■ Dataset rows about figures:
-*-*-
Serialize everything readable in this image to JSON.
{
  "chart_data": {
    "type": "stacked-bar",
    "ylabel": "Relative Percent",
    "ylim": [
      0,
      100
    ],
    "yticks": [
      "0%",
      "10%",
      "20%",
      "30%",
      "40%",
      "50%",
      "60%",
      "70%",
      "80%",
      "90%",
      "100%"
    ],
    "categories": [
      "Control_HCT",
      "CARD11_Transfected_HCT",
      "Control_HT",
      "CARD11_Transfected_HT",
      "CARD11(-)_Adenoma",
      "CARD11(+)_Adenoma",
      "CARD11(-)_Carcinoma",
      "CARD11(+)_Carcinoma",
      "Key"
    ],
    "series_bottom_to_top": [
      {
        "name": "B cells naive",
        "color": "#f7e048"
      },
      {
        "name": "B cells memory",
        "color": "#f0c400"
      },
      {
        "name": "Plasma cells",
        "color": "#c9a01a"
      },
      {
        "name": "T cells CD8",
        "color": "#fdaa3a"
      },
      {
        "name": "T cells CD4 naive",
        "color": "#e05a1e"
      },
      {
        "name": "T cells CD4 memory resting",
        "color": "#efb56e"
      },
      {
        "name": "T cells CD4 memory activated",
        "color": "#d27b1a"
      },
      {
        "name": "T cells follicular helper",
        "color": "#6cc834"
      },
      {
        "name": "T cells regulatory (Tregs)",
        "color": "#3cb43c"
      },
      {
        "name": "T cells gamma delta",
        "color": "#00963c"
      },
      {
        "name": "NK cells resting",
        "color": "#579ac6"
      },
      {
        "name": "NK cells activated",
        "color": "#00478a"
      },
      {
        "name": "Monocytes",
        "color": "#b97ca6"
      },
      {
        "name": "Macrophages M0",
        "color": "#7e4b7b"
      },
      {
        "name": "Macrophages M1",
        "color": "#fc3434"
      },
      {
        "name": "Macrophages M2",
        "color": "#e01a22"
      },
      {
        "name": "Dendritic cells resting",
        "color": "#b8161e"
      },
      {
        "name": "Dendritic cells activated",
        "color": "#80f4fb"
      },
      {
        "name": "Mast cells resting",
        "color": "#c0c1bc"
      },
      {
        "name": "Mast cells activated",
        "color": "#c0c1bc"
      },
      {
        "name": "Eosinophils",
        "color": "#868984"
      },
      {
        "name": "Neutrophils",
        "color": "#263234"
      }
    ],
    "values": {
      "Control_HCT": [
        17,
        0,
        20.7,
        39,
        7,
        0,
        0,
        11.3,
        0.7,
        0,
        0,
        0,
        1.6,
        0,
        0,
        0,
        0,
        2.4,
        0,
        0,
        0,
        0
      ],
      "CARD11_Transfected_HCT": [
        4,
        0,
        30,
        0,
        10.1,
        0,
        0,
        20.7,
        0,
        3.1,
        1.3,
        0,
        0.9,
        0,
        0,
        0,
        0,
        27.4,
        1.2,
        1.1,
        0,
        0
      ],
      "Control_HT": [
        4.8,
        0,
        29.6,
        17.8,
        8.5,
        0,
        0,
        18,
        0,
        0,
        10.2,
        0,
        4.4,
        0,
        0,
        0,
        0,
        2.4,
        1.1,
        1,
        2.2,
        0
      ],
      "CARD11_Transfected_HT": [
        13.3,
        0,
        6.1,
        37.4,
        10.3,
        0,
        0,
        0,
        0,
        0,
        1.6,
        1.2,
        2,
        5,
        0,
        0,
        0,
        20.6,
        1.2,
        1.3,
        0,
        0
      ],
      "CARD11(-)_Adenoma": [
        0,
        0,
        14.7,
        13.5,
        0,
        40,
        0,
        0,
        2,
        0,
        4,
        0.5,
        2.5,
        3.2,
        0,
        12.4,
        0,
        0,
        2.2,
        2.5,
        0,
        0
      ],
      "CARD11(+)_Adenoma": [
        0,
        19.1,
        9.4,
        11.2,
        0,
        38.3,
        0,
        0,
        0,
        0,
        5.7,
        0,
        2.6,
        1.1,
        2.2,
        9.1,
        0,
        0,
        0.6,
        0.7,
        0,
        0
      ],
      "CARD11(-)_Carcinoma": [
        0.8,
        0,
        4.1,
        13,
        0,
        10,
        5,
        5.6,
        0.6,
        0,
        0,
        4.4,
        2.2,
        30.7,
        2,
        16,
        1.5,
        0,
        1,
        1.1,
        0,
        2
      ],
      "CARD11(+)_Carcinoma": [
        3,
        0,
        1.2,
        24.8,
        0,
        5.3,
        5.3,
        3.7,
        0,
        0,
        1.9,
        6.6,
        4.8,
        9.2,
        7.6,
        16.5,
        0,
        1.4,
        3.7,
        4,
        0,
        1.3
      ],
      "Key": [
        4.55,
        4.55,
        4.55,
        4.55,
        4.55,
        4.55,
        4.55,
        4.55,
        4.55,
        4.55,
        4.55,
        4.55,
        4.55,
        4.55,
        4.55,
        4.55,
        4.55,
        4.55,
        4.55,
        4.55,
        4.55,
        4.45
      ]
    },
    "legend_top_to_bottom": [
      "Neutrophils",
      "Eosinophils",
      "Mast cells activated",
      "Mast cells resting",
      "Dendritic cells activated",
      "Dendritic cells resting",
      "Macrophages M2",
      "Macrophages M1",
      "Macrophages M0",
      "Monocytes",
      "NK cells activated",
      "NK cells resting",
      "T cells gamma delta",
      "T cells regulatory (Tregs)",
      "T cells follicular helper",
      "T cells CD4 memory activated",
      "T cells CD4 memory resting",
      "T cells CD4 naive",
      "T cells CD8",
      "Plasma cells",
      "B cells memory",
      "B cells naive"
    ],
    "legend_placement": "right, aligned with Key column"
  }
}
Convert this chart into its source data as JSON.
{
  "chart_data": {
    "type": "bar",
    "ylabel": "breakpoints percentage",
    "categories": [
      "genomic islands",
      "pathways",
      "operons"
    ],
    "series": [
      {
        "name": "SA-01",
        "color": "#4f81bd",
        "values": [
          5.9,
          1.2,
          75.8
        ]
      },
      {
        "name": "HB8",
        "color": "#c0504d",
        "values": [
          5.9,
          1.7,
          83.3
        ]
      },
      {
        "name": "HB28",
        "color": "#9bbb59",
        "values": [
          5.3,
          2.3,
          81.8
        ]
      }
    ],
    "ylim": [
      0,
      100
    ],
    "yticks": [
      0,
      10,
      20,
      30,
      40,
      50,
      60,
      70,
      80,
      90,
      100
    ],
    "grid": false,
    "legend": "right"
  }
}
-*-*-
Type out the whole of the data again, exactly as shown.

■ EXERCISE SOLUTION:
Serialize everything readable in this image to JSON.
{
  "chart_data": {
    "type": "stacked-bar",
    "ylabel": "Relative Percent",
    "ylim": [
      0,
      100
    ],
    "yticks": [
      "0%",
      "10%",
      "20%",
      "30%",
      "40%",
      "50%",
      "60%",
      "70%",
      "80%",
      "90%",
      "100%"
    ],
    "categories": [
      "Control_HCT",
      "CARD11_Transfected_HCT",
      "Control_HT",
      "CARD11_Transfected_HT",
      "CARD11(-)_Adenoma",
      "CARD11(+)_Adenoma",
      "CARD11(-)_Carcinoma",
      "CARD11(+)_Carcinoma",
      "Key"
    ],
    "series_bottom_to_top": [
      {
        "name": "B cells naive",
        "color": "#f7e048"
      },
      {
        "name": "B cells memory",
        "color": "#f0c400"
      },
      {
        "name": "Plasma cells",
        "color": "#c9a01a"
      },
      {
        "name": "T cells CD8",
        "color": "#fdaa3a"
      },
      {
        "name": "T cells CD4 naive",
        "color": "#e05a1e"
      },
      {
        "name": "T cells CD4 memory resting",
        "color": "#efb56e"
      },
      {
        "name": "T cells CD4 memory activated",
        "color": "#d27b1a"
      },
      {
        "name": "T cells follicular helper",
        "color": "#6cc834"
      },
      {
        "name": "T cells regulatory (Tregs)",
        "color": "#3cb43c"
      },
      {
        "name": "T cells gamma delta",
        "color": "#00963c"
      },
      {
        "name": "NK cells resting",
        "color": "#579ac6"
      },
      {
        "name": "NK cells activated",
        "color": "#00478a"
      },
      {
        "name": "Monocytes",
        "color": "#b97ca6"
      },
      {
        "name": "Macrophages M0",
        "color": "#7e4b7b"
      },
      {
        "name": "Macrophages M1",
        "color": "#fc3434"
      },
      {
        "name": "Macrophages M2",
        "color": "#e01a22"
      },
      {
        "name": "Dendritic cells resting",
        "color": "#b8161e"
      },
      {
        "name": "Dendritic cells activated",
        "color": "#80f4fb"
      },
      {
        "name": "Mast cells resting",
        "color": "#c0c1bc"
      },
      {
        "name": "Mast cells activated",
        "color": "#c0c1bc"
      },
      {
        "name": "Eosinophils",
        "color": "#868984"
      },
      {
        "name": "Neutrophils",
        "color": "#263234"
      }
    ],
    "values": {
      "Control_HCT": [
        17,
        0,
        20.7,
        39,
        7,
        0,
        0,
        11.3,
        0.7,
        0,
        0,
        0,
        1.6,
        0,
        0,
        0,
        0,
        2.4,
        0,
        0,
        0,
        0
      ],
      "CARD11_Transfected_HCT": [
        4,
        0,
        30,
        0,
        10.1,
        0,
        0,
        20.7,
        0,
        3.1,
        1.3,
        0,
        0.9,
        0,
        0,
        0,
        0,
        27.4,
        1.2,
        1.1,
        0,
        0
      ],
      "Control_HT": [
        4.8,
        0,
        29.6,
        17.8,
        8.5,
        0,
        0,
        18,
        0,
        0,
        10.2,
        0,
        4.4,
        0,
        0,
        0,
        0,
        2.4,
        1.1,
        1,
        2.2,
        0
      ],
      "CARD11_Transfected_HT": [
        13.3,
        0,
        6.1,
        37.4,
        10.3,
        0,
        0,
        0,
        0,
        0,
        1.6,
        1.2,
        2,
        5,
        0,
        0,
        0,
        20.6,
        1.2,
        1.3,
        0,
        0
      ],
      "CARD11(-)_Adenoma": [
        0,
        0,
        14.7,
        13.5,
        0,
        40,
        0,
        0,
        2,
        0,
        4,
        0.5,
        2.5,
        3.2,
        0,
        12.4,
        0,
        0,
        2.2,
        2.5,
        0,
        0
      ],
      "CARD11(+)_Adenoma": [
        0,
        19.1,
        9.4,
        11.2,
        0,
        38.3,
        0,
        0,
        0,
        0,
        5.7,
        0,
        2.6,
        1.1,
        2.2,
        9.1,
        0,
        0,
        0.6,
        0.7,
        0,
        0
      ],
      "CARD11(-)_Carcinoma": [
        0.8,
        0,
        4.1,
        13,
        0,
        10,
        5,
        5.6,
        0.6,
        0,
        0,
        4.4,
        2.2,
        30.7,
        2,
        16,
        1.5,
        0,
        1,
        1.1,
        0,
        2
      ],
      "CARD11(+)_Carcinoma": [
        3,
        0,
        1.2,
        24.8,
        0,
        5.3,
        5.3,
        3.7,
        0,
        0,
        1.9,
        6.6,
        4.8,
        9.2,
        7.6,
        16.5,
        0,
        1.4,
        3.7,
        4,
        0,
        1.3
      ],
      "Key": [
        4.55,
        4.55,
        4.55,
        4.55,
        4.55,
        4.55,
        4.55,
        4.55,
        4.55,
        4.55,
        4.55,
        4.55,
        4.55,
        4.55,
        4.55,
        4.55,
        4.55,
        4.55,
        4.55,
        4.55,
        4.55,
        4.45
      ]
    },
    "legend_top_to_bottom": [
      "Neutrophils",
      "Eosinophils",
      "Mast cells activated",
      "Mast cells resting",
      "Dendritic cells activated",
      "Dendritic cells resting",
      "Macrophages M2",
      "Macrophages M1",
      "Macrophages M0",
      "Monocytes",
      "NK cells activated",
      "NK cells resting",
      "T cells gamma delta",
      "T cells regulatory (Tregs)",
      "T cells follicular helper",
      "T cells CD4 memory activated",
      "T cells CD4 memory resting",
      "T cells CD4 naive",
      "T cells CD8",
      "Plasma cells",
      "B cells memory",
      "B cells naive"
    ],
    "legend_placement": "right, aligned with Key column"
  }
}
Convert this chart into its source data as JSON.
{
  "chart_data": {
    "type": "bar",
    "ylabel": "breakpoints percentage",
    "categories": [
      "genomic islands",
      "pathways",
      "operons"
    ],
    "series": [
      {
        "name": "SA-01",
        "color": "#4f81bd",
        "values": [
          5.9,
          1.2,
          75.8
        ]
      },
      {
        "name": "HB8",
        "color": "#c0504d",
        "values": [
          5.9,
          1.7,
          83.3
        ]
      },
      {
        "name": "HB28",
        "color": "#9bbb59",
        "values": [
          5.3,
          2.3,
          81.8
        ]
      }
    ],
    "ylim": [
      0,
      100
    ],
    "yticks": [
      0,
      10,
      20,
      30,
      40,
      50,
      60,
      70,
      80,
      90,
      100
    ],
    "grid": false,
    "legend": "right"
  }
}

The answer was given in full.